Extract.
* * * * *
Here’s the short list of the most common personality tests: DISC, Predictive Index, Myers-Briggs, and the Athletic Motivation Inventory.

That last one is pretty popular among major-league teams. The Orioles started using it to test their players back in 1973. And while it seems to give teams some sense of the player, it’s so broad that it’s used by several different sports.

If the goal is to figure out which players might perform best in any given sport, it needs to be designed specifically for that sport. A quarterback needs to make decisions very quickly and adjust on the fly; a pitcher, meanwhile, must keep his composure while standing alone on a mound, still and staring into an invisible strike zone that might seem to shrink in disproportion to the size of the moment. So, two problems: Lack of consistency, lack of validity.

The most famous psychological test in sports is the NFL’s Wonderlic, which purports to measure ability to learn and problem-solve. There hasn’t been any meaningful correlation found between Wonderlic scores and performance at the NFL level. So in terms of validity for the sport itself, the Wonderlic gets an F—it’s not a model that baseball should be emulating.

But one thing the Wonderlic does do is test all players in a consistent, systematic way; it might be a bad fit for the NFL, but danged if it’s not at least standardized. Every year, all draft prospects go to the combine, where they’re measured on how quickly they can run, how high they can jump, how much weight they can lift, and how much Wonder they can Lic.

Problem solved: All the players take the same test at the same time in the same manner. This eliminates the inconsistency of one pick taking the AMI while another is taking the Myers-Briggs, and maybe checking his Facebook feed at the same time.

There’s a relatively new test being administered by the NFL, too. It’s called the Player Assessment Test (PAT for short—clever, I know) and it’s basically what the Wonderlic would look like if a bunch of really smart people decided to build something better and smarter for the sport than the Wonderlic. Not only has it actually shown a valid correlation between test scores and on-field results, but it also can help baseball solve for that second problem: Making sure the test is designed specifically for baseball, and thus valid.
* * * * *
Raw data.
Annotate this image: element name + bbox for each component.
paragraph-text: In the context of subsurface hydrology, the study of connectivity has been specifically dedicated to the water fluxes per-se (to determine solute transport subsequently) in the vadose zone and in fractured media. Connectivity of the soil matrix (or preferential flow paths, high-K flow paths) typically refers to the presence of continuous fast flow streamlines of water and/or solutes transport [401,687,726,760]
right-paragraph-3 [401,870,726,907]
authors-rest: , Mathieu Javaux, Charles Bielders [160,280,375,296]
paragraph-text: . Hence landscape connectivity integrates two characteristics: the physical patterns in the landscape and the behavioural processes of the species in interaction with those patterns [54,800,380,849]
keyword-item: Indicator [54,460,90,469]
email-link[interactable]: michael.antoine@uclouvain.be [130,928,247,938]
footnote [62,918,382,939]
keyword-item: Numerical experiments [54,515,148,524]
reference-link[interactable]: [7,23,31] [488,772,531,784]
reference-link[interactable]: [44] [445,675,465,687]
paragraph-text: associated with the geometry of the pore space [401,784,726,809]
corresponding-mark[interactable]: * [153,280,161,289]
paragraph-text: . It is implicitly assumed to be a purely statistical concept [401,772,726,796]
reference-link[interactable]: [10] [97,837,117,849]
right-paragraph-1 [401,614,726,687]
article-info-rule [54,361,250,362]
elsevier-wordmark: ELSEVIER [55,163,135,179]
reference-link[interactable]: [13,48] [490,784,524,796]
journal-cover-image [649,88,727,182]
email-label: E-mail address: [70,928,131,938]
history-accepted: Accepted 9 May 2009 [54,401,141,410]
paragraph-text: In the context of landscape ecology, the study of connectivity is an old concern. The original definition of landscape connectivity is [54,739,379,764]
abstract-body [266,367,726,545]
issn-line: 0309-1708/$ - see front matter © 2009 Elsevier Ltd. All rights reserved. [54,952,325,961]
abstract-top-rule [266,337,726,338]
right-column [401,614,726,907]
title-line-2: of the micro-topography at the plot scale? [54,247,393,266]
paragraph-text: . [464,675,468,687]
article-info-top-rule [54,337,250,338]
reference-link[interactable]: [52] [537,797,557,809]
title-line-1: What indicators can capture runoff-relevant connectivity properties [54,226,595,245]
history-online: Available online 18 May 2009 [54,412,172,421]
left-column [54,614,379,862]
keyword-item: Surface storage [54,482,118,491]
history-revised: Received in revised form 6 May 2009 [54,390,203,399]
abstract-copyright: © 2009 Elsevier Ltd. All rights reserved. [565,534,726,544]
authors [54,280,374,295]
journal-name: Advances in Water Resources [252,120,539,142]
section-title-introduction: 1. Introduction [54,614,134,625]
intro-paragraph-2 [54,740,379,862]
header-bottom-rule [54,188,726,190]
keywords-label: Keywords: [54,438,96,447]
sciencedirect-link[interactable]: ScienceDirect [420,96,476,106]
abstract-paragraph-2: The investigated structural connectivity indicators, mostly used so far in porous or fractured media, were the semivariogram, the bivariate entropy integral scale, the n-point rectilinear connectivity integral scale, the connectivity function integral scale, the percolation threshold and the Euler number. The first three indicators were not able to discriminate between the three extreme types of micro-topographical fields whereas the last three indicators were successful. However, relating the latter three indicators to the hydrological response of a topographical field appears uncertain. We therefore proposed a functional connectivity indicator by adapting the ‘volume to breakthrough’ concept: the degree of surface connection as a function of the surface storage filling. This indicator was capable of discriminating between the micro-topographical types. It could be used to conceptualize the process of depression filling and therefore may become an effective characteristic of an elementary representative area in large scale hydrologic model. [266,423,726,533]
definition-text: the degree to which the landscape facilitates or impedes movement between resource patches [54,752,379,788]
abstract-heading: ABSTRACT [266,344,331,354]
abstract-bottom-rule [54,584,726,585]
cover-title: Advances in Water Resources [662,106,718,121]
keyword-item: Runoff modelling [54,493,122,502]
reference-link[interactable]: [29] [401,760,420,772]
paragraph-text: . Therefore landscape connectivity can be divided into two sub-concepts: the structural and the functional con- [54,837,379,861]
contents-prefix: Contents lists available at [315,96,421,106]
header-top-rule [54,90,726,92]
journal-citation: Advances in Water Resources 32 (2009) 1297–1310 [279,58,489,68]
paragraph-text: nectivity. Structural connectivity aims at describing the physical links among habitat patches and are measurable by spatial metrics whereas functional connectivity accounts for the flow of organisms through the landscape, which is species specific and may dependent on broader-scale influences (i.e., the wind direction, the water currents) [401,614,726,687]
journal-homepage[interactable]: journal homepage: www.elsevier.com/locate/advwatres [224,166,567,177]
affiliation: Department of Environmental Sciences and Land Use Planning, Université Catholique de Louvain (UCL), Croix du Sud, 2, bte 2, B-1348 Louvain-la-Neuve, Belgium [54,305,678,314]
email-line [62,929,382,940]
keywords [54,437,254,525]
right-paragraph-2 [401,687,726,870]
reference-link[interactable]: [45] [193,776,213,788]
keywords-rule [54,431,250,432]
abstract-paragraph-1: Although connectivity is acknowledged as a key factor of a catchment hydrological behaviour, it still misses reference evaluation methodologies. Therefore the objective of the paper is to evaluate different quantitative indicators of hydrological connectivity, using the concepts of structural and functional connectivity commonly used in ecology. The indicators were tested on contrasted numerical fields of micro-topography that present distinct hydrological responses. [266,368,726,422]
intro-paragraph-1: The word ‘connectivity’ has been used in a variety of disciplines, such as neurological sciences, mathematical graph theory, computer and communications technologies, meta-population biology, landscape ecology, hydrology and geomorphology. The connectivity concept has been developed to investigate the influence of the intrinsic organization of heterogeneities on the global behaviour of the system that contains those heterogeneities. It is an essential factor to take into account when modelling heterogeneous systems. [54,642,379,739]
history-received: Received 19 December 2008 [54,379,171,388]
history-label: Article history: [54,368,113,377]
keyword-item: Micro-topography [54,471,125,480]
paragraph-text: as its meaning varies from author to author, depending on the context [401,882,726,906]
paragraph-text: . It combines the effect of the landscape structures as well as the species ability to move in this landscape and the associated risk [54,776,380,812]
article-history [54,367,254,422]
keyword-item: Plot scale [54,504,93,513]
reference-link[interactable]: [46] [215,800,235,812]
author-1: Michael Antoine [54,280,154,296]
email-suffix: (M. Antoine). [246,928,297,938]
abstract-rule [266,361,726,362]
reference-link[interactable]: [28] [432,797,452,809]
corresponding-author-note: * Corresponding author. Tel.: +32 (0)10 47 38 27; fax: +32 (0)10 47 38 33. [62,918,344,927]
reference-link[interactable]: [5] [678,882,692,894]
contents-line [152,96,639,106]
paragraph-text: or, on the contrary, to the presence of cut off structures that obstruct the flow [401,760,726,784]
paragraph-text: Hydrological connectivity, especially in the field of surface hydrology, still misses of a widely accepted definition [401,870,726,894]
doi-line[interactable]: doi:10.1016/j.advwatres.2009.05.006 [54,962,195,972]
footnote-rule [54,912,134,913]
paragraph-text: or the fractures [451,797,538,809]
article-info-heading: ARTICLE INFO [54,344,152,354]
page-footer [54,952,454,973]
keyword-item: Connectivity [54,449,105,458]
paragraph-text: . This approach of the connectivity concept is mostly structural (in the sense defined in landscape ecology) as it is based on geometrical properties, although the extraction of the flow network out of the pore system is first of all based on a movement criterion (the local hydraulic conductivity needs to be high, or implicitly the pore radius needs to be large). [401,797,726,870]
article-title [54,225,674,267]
* * * * *
Complete the following.
(a) Quote everything in the text on sports personality tests from "If the goal" down to "lack of validity.".
(b) Rewrite the listing from its first line down to the line containing "reference-link[interactable]: [10] [97,837,117,849]", swapping "paragraph-text" for "body-text" and leaving everything else as it is.
The text and the listing are two separate pieces of material.

Exercise answers.
(a)
If the goal is to figure out which players might perform best in any given sport, it needs to be designed specifically for that sport. A quarterback needs to make decisions very quickly and adjust on the fly; a pitcher, meanwhile, must keep his composure while standing alone on a mound, still and staring into an invisible strike zone that might seem to shrink in disproportion to the size of the moment. So, two problems: Lack of consistency, lack of validity.

(b)
Annotate this image: element name + bbox for each component.
body-text: In the context of subsurface hydrology, the study of connectivity has been specifically dedicated to the water fluxes per-se (to determine solute transport subsequently) in the vadose zone and in fractured media. Connectivity of the soil matrix (or preferential flow paths, high-K flow paths) typically refers to the presence of continuous fast flow streamlines of water and/or solutes transport [401,687,726,760]
right-paragraph-3 [401,870,726,907]
authors-rest: , Mathieu Javaux, Charles Bielders [160,280,375,296]
body-text: . Hence landscape connectivity integrates two characteristics: the physical patterns in the landscape and the behavioural processes of the species in interaction with those patterns [54,800,380,849]
keyword-item: Indicator [54,460,90,469]
email-link[interactable]: michael.antoine@uclouvain.be [130,928,247,938]
footnote [62,918,382,939]
keyword-item: Numerical experiments [54,515,148,524]
reference-link[interactable]: [7,23,31] [488,772,531,784]
reference-link[interactable]: [44] [445,675,465,687]
body-text: associated with the geometry of the pore space [401,784,726,809]
corresponding-mark[interactable]: * [153,280,161,289]
body-text: . It is implicitly assumed to be a purely statistical concept [401,772,726,796]
reference-link[interactable]: [10] [97,837,117,849]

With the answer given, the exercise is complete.